▶ **Stated problem**: Copy the records below exactly, leaving out any pictures.

▶ **Supplied information**:

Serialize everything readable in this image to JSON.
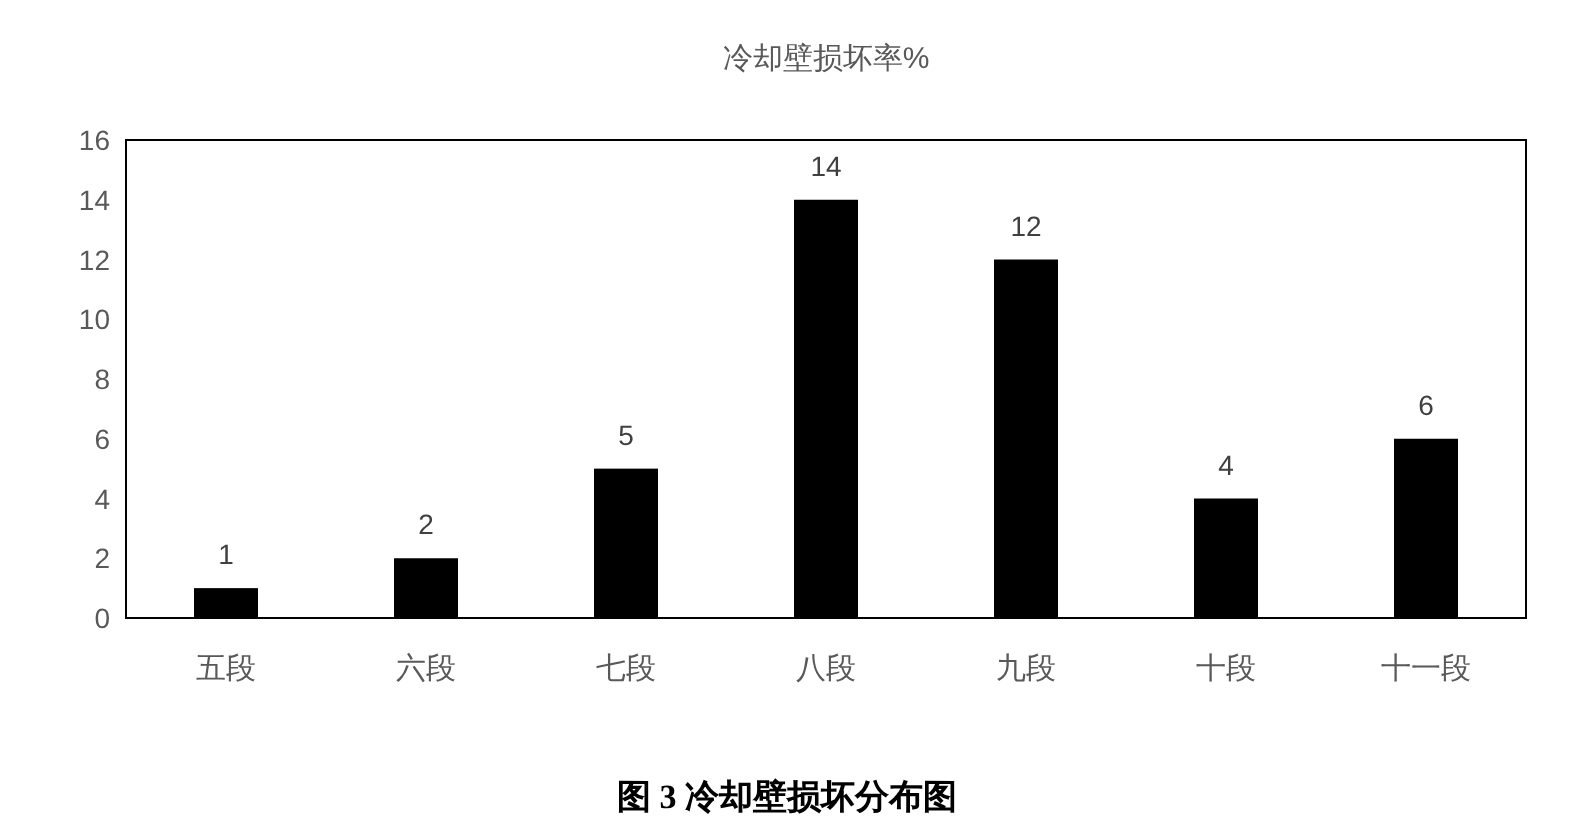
{
  "chart_data": {
    "type": "bar",
    "title": "冷却壁损坏率%",
    "categories": [
      "五段",
      "六段",
      "七段",
      "八段",
      "九段",
      "十段",
      "十一段"
    ],
    "values": [
      1,
      2,
      5,
      14,
      12,
      4,
      6
    ],
    "color": "#000000",
    "ylim": [
      0,
      16
    ],
    "yticks": [
      0,
      2,
      4,
      6,
      8,
      10,
      12,
      14,
      16
    ],
    "data_labels": true,
    "annotations": [
      "图 3  冷却壁损坏分布图"
    ]
  }
}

▶ **Output for this exercise**:
Serialize everything readable in this image to JSON.
{
  "chart_data": {
    "type": "bar",
    "title": "冷却壁损坏率%",
    "categories": [
      "五段",
      "六段",
      "七段",
      "八段",
      "九段",
      "十段",
      "十一段"
    ],
    "values": [
      1,
      2,
      5,
      14,
      12,
      4,
      6
    ],
    "color": "#000000",
    "ylim": [
      0,
      16
    ],
    "yticks": [
      0,
      2,
      4,
      6,
      8,
      10,
      12,
      14,
      16
    ],
    "data_labels": true,
    "annotations": [
      "图 3  冷却壁损坏分布图"
    ]
  }
}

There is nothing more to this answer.